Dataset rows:

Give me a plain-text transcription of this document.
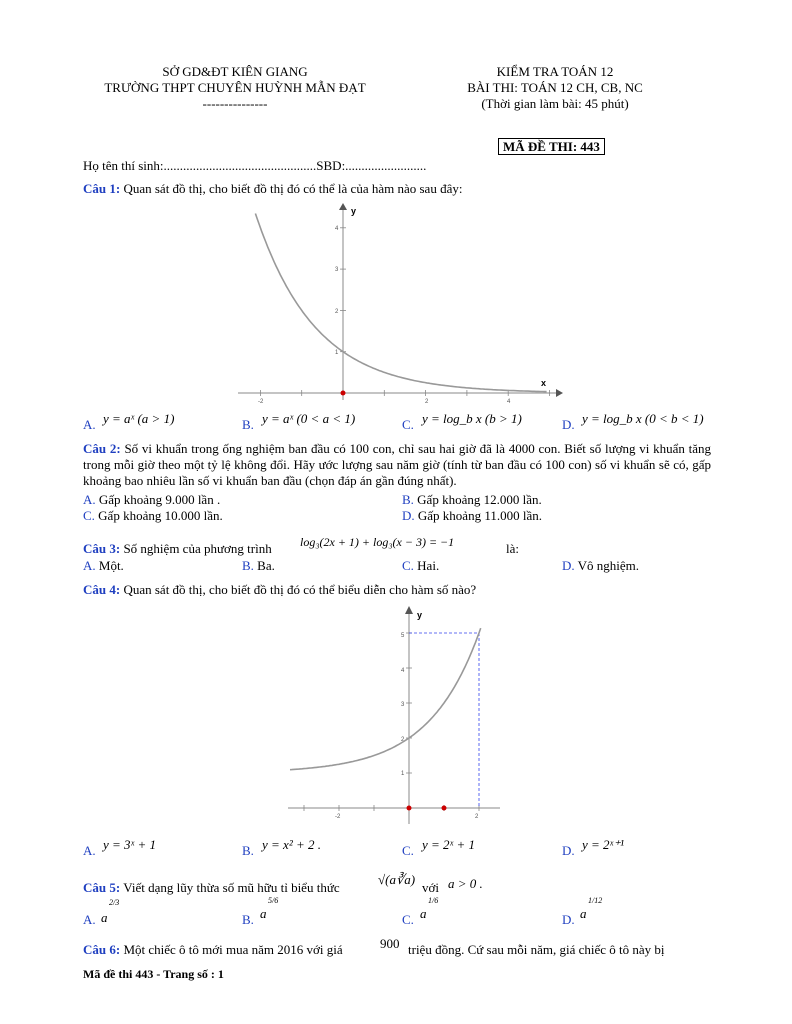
SỞ GD&ĐT KIÊN GIANG
TRƯỜNG THPT CHUYÊN HUỲNH MẪN ĐẠT
---------------
KIỂM TRA TOÁN 12
BÀI THI: TOÁN 12 CH, CB, NC
(Thời gian làm bài: 45 phút)
MÃ ĐỀ THI: 443
Họ tên thí sinh:...............................................SBD:.........................
Câu 1: Quan sát đồ thị, cho biết đồ thị đó có thể là của hàm nào sau đây:
x
y
-2	2	4
1
2
3
4
A. y = aˣ (a > 1)	B. y = aˣ (0 < a < 1)	C. y = log_b x (b > 1)	D. y = log_b x (0 < b < 1)
Câu 2: Số vi khuẩn trong ống nghiệm ban đầu có 100 con, chỉ sau hai giờ đã là 4000 con. Biết số lượng vi khuẩn tăng trong mỗi giờ theo một tỷ lệ không đổi. Hãy ước lượng sau năm giờ (tính từ ban đầu có 100 con) số vi khuẩn sẽ có, gấp khoảng bao nhiêu lần số vi khuẩn ban đầu (chọn đáp án gần đúng nhất).
A. Gấp khoảng 9.000 lần .	B. Gấp khoảng 12.000 lần.
C. Gấp khoảng 10.000 lần.	D. Gấp khoảng 11.000 lần.
Câu 3: Số nghiệm của phương trình log₃(2x + 1) + log₃(x − 3) = −1	là:
A. Một.	B. Ba.	C. Hai.	D. Vô nghiệm.
Câu 4: Quan sát đồ thị, cho biết đồ thị đó có thể biểu diễn cho hàm số nào?
y
-2	2
1
2
3
4
5
A. y = 3ˣ + 1	B. y = x² + 2 .	C. y = 2ˣ + 1	D. y = 2ˣ⁺¹
Câu 5: Viết dạng lũy thừa số mũ hữu tỉ biểu thức
√(a∛a)
với a > 0 .
A. a
2/3
B. a
5/6
C. a
1/6
D. a
1/12
Câu 6: Một chiếc ô tô mới mua năm 2016 với giá	900 triệu đồng. Cứ sau mỗi năm, giá chiếc ô tô này bị
Mã đề thi 443 - Trang số : 1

**Short problem:**
Copy out each record shown above without alteration, skipping any picture.

**Task response:**
Give me a plain-text transcription of this document.
SỞ GD&ĐT KIÊN GIANG
TRƯỜNG THPT CHUYÊN HUỲNH MẪN ĐẠT
---------------
KIỂM TRA TOÁN 12
BÀI THI: TOÁN 12 CH, CB, NC
(Thời gian làm bài: 45 phút)
MÃ ĐỀ THI: 443
Họ tên thí sinh:...............................................SBD:.........................
Câu 1: Quan sát đồ thị, cho biết đồ thị đó có thể là của hàm nào sau đây:
x
y
-2	2	4
1
2
3
4
A. y = aˣ (a > 1)	B. y = aˣ (0 < a < 1)	C. y = log_b x (b > 1)	D. y = log_b x (0 < b < 1)
Câu 2: Số vi khuẩn trong ống nghiệm ban đầu có 100 con, chỉ sau hai giờ đã là 4000 con. Biết số lượng vi khuẩn tăng trong mỗi giờ theo một tỷ lệ không đổi. Hãy ước lượng sau năm giờ (tính từ ban đầu có 100 con) số vi khuẩn sẽ có, gấp khoảng bao nhiêu lần số vi khuẩn ban đầu (chọn đáp án gần đúng nhất).
A. Gấp khoảng 9.000 lần .	B. Gấp khoảng 12.000 lần.
C. Gấp khoảng 10.000 lần.	D. Gấp khoảng 11.000 lần.
Câu 3: Số nghiệm của phương trình log₃(2x + 1) + log₃(x − 3) = −1	là:
A. Một.	B. Ba.	C. Hai.	D. Vô nghiệm.
Câu 4: Quan sát đồ thị, cho biết đồ thị đó có thể biểu diễn cho hàm số nào?
y
-2	2
1
2
3
4
5
A. y = 3ˣ + 1	B. y = x² + 2 .	C. y = 2ˣ + 1	D. y = 2ˣ⁺¹
Câu 5: Viết dạng lũy thừa số mũ hữu tỉ biểu thức
√(a∛a)
với a > 0 .
A. a
2/3
B. a
5/6
C. a
1/6
D. a
1/12
Câu 6: Một chiếc ô tô mới mua năm 2016 với giá	900 triệu đồng. Cứ sau mỗi năm, giá chiếc ô tô này bị
Mã đề thi 443 - Trang số : 1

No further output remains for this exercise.